-------- Given passage

M.W. ex rel. S.W. v. New York City Department of Education

725 F.3d 131, 2013 WL 3868594, 2013 U.S. App. LEXIS 15328
CourtCourt of Appeals for the Second Circuit
DecidedJuly 29, 2013
DocketDocket No. 12-2720-cv
StatusPublished
Cited by115 cases

This text of 725 F.3d 131 (M.W. ex rel. S.W. v. New York City Department of Education) is published on Counsel Stack Legal Research, covering Court of Appeals for the Second Circuit primary law. Counsel Stack provides free access to over 12 million legal documents including statutes, case law, regulations, and constitutions.

Bluebook
M.W. ex rel. S.W. v. New York City Department of Education, 725 F.3d 131, 2013 WL 3868594, 2013 U.S. App. LEXIS 15328 (2d Cir. 2013).

Opinion

WESLEY, Circuit Judge:

S.W. (“Dad”) and E.W. (“Mom”) enrolled M.W., their autistic child, in a private school after concluding that the New York City Department of Education’s (“DOE”) individualized education program failed to provide him with a free and appropriate public education as required by the Individuals with Disabilities Education Improvement Act (“IDEA”), 20 U.S.C. [135]*135§§ 1400 et seq. Subsequently, the Parents filed a due-process complaint against the DOE seeking tuition reimbursement. After twelve hearing days, an impartial hearing officer granted them that relief. The DOE appealed to a state review officer, who reversed that decision. The Parents then filed a civil action in United States District Court for the Eastern District of New York (Weinstein, J.), which affirmed the order denying tuition reimbursement. The Parents appeal principally contending that the individualized education program’s integrated co-teaching services violated the IDEA’S least restrictive environment mandate by placing their child in a classroom with as many as twelve other students who also had individualized education programs. We AFFIRM.

Background

I. The Legal Framework

The IDEA requires New York state to “provide disabled children with a free and appropriate public education (‘FAPE’).” R.E. v. N.Y. City Dep’t of Educ., 694 F.3d 167, 174-75 (2d Cir.2012) (citation omitted). Accordingly, the DOE, through a Committee on Special Education (“CSE”), must produce, in writing, an individualized education program (“IEP”), see 20 U.S.C. § 1414(d), that “describes the specially designed instruction and services that will enable the child to meet” stated educational objectives and is reasonably calculated to give educational benefits to the child. R.E., 694 F.3d at 175 (internal quotation marks and citation omitted). Should a parent believe that the school district breached these IDEA duties by failing to provide their disabled child a FAPE, the parent may unilaterally place their child in a private school at their own financial risk and seek tuition reimbursement. See Florence Cnty. Sch. Dist. Four v. Carter, 510 U.S. 7, 9-10, 16, 114 S.Ct. 361, 126 L.Ed.2d 284 (1993).

----------------
-------- Entries supplied

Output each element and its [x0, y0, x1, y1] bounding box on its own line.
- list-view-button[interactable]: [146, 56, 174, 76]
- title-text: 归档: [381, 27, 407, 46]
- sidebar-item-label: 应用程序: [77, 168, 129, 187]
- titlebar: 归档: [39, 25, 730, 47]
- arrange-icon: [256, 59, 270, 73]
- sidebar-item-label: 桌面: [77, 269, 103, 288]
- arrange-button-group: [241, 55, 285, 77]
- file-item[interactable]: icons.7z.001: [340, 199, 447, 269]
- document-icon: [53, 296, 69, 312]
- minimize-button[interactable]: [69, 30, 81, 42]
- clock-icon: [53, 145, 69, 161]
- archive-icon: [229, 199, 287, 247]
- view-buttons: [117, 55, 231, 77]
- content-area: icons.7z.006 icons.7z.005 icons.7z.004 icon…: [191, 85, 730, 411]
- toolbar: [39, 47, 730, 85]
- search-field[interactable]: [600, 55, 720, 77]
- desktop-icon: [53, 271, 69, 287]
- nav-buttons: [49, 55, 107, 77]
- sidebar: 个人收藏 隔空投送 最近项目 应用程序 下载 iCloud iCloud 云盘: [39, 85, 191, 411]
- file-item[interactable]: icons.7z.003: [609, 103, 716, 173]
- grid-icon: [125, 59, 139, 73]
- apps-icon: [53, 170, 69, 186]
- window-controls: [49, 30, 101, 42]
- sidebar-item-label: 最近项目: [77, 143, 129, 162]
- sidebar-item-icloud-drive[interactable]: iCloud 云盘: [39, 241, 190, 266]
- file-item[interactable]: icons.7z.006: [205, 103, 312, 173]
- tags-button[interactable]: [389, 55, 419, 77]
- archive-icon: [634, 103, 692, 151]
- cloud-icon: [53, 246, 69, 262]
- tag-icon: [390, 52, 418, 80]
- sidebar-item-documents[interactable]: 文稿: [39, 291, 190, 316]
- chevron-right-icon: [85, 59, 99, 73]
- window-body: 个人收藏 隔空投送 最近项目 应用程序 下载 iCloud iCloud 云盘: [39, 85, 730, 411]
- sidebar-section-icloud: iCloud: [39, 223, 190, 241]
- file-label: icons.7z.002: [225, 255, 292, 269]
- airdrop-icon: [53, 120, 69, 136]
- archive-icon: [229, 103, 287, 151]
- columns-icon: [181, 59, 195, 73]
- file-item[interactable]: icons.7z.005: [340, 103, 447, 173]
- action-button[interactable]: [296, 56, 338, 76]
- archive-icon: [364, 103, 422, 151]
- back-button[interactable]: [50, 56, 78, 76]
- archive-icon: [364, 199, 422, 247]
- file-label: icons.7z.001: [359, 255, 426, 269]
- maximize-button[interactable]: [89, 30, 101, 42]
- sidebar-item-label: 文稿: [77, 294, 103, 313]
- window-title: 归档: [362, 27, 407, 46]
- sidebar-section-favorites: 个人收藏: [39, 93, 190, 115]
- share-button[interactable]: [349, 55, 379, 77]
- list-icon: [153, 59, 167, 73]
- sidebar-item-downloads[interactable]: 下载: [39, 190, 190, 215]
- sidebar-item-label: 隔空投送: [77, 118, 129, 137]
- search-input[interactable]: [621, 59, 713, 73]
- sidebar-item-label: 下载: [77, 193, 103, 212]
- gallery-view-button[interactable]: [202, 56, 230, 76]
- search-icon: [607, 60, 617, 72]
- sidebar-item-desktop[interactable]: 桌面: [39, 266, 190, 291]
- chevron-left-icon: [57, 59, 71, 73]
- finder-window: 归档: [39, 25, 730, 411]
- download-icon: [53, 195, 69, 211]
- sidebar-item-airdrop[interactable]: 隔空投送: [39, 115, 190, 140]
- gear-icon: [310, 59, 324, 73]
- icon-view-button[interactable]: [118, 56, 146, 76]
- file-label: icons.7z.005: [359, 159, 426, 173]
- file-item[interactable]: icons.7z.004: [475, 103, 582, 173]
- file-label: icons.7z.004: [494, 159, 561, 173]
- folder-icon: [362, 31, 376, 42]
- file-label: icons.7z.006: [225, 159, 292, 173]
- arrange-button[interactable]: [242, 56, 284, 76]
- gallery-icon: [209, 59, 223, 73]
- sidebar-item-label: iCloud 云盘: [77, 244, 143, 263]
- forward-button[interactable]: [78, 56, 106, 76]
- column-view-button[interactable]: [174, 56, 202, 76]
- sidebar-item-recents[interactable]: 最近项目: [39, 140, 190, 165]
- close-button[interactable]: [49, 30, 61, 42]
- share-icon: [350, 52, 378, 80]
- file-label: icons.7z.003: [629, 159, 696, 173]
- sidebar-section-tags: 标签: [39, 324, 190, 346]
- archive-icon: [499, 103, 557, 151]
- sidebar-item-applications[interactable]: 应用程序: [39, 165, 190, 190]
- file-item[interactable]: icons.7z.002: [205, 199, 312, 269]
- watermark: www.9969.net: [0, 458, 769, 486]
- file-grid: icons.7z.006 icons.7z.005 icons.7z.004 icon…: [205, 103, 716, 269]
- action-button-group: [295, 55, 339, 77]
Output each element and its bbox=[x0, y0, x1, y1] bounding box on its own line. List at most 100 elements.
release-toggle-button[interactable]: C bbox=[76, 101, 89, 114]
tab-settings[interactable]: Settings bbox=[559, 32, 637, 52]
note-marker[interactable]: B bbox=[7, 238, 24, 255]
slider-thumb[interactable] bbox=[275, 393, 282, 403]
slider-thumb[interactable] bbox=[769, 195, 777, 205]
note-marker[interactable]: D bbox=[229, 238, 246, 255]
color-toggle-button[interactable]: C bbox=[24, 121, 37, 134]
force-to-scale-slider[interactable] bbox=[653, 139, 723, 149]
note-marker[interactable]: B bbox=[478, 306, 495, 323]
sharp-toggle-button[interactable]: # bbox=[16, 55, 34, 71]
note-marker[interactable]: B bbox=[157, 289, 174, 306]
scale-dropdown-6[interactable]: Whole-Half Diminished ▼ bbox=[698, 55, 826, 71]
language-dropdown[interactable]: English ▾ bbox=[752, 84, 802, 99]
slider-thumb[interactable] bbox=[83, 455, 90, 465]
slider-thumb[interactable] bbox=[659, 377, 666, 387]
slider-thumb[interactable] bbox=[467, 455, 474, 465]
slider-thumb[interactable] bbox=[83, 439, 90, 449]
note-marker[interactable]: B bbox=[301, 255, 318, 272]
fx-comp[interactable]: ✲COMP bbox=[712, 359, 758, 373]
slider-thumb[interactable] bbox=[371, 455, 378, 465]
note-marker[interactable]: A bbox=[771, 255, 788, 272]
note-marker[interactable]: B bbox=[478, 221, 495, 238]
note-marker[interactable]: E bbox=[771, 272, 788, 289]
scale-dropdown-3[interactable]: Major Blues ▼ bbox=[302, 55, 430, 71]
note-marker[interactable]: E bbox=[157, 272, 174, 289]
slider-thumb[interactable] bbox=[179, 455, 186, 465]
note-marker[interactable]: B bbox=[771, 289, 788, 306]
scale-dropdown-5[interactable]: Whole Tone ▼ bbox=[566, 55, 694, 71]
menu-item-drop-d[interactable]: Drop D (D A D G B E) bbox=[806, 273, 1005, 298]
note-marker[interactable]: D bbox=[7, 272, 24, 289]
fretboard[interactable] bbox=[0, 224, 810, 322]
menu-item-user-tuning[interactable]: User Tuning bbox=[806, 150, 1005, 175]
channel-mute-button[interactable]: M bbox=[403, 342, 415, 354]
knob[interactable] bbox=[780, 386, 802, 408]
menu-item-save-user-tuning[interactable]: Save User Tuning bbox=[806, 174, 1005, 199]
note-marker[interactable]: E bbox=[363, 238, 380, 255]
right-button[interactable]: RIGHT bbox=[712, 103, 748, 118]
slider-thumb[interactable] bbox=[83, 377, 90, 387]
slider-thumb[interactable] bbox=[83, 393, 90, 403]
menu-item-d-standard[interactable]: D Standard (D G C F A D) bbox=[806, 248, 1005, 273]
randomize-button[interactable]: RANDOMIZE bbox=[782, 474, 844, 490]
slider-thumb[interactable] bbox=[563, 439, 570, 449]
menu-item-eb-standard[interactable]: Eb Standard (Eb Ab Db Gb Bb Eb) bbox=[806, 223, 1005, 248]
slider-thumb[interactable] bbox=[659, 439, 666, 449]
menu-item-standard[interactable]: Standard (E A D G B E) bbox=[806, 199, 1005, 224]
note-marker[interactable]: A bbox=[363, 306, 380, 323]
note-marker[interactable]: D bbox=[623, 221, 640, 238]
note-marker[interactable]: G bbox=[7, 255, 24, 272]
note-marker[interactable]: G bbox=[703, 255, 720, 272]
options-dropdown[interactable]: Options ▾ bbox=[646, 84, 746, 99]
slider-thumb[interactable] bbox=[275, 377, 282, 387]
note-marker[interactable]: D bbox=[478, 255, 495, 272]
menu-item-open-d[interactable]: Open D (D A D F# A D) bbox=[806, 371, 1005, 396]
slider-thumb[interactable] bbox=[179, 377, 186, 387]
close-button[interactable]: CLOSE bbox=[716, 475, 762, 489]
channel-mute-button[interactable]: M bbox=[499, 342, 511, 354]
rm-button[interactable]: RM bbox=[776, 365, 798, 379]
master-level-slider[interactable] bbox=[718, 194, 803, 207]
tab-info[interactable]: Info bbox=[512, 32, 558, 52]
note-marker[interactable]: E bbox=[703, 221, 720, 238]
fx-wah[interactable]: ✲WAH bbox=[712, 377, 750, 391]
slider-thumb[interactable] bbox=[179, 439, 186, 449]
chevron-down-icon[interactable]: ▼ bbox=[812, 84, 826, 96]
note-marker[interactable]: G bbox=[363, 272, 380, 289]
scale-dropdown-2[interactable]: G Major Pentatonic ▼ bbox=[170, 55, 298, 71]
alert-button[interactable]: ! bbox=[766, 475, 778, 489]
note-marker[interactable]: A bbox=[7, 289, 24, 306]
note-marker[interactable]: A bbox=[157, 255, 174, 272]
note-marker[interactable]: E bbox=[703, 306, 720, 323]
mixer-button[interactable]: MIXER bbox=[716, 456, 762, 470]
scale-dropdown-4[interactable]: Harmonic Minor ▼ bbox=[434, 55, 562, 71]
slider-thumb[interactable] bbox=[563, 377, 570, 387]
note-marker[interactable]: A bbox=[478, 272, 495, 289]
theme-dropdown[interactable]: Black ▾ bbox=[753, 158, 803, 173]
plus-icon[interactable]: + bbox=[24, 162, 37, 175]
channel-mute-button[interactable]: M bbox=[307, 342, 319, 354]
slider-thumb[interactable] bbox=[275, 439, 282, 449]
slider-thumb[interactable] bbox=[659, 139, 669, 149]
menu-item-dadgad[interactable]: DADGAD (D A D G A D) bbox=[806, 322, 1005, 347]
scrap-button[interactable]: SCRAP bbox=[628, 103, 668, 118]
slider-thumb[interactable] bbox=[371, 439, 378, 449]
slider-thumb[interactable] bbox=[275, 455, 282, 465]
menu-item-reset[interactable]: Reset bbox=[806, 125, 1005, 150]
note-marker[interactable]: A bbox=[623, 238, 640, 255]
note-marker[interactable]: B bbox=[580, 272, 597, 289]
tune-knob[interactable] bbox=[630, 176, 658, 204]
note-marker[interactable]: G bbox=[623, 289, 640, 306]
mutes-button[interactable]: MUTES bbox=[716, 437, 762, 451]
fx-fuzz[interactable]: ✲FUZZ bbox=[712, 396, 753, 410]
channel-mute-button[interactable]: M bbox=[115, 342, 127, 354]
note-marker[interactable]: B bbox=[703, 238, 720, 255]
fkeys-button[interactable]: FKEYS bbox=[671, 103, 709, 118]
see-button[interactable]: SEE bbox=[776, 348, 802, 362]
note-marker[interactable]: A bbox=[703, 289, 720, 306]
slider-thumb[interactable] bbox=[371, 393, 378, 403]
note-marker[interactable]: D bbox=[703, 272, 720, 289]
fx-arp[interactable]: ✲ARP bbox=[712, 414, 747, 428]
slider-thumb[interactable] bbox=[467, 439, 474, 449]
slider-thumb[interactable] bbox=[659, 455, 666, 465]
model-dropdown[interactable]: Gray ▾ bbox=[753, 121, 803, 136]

----------------

_Check your understanding_:
1. Answer these questions from the Second Circuit opinion, one line each:
(a) On what date did the court decide the case?
(b) How many hearing days were held before the impartial hearing officer ruled?
(c) What written document must the DOE produce through a Committee on Special Education?
2. Summarize the Second Circuit opinion in two sentences.
3. List every abbreviation that the Second Circuit opinion defines in parentheses and quotation marks, with the full term each one stands for.

_Answer set_:
1.
(a) July 29, 2013.
(b) Twelve.
(c) An individualized education program (IEP).

2. The parents of M.W., an autistic child, placed him in a private school because they concluded that the DOE's individualized education program did not provide the free and appropriate public education required by the IDEA. They sought tuition reimbursement, which an impartial hearing officer granted, a state review officer reversed, and the district court denied; on appeal they principally argued that the program's integrated co-teaching services violated the IDEA's least restrictive environment mandate, and the court affirmed.

3.
DOE: New York City Department of Education
IDEA: Individuals with Disabilities Education Improvement Act
FAPE: free and appropriate public education
CSE: Committee on Special Education
IEP: individualized education program